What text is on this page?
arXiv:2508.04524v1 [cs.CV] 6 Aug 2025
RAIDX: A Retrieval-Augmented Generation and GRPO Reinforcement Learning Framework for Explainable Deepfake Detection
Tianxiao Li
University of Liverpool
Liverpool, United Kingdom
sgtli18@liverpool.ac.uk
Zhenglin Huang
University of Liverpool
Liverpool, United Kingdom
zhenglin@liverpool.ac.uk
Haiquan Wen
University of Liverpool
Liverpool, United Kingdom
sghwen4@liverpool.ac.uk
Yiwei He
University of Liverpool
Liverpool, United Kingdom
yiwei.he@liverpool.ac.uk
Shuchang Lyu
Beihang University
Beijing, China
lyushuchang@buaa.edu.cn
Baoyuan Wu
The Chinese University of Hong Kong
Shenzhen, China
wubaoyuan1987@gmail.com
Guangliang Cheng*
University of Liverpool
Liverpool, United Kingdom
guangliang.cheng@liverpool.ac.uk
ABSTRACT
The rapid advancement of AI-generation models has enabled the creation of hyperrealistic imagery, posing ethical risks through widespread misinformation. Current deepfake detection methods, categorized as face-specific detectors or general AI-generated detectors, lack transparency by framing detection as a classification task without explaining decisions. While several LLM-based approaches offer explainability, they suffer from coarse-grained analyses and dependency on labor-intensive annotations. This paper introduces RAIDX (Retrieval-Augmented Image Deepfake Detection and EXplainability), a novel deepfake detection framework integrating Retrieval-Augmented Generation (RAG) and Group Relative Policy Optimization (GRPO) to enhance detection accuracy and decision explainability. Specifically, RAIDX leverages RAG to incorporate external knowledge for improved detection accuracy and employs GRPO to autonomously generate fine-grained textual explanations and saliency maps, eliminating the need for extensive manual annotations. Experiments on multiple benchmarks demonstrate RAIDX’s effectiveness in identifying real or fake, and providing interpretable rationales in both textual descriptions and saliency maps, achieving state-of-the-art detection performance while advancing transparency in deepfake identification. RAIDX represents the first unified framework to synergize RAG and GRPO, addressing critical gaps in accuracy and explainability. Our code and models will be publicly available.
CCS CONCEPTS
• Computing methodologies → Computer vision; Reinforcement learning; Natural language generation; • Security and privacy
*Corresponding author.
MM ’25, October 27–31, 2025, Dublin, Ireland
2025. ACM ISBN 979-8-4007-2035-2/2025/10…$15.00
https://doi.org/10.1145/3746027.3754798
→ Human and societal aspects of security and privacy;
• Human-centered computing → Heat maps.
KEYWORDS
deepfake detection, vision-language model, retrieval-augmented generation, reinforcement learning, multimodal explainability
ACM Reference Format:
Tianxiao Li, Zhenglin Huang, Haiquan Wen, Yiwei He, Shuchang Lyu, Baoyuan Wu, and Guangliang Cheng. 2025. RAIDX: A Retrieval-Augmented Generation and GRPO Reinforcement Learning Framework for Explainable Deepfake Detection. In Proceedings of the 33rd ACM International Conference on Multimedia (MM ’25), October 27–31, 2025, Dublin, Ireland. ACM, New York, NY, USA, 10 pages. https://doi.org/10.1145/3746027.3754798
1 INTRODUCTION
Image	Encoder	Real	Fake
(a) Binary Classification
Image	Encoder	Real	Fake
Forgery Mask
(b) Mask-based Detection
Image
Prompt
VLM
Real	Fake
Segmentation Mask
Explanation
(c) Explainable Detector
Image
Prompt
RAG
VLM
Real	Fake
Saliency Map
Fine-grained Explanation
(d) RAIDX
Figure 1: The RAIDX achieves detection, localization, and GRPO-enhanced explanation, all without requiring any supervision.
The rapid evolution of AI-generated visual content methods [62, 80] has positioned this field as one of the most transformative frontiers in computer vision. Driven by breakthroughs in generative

◆ REQUIRED WORK
Select the lines in this material that hold the word "Human", leaving none out.

◆ WRITTEN RESPONSE
→ Human and societal aspects of security and privacy;
• Human-centered computing → Heat maps.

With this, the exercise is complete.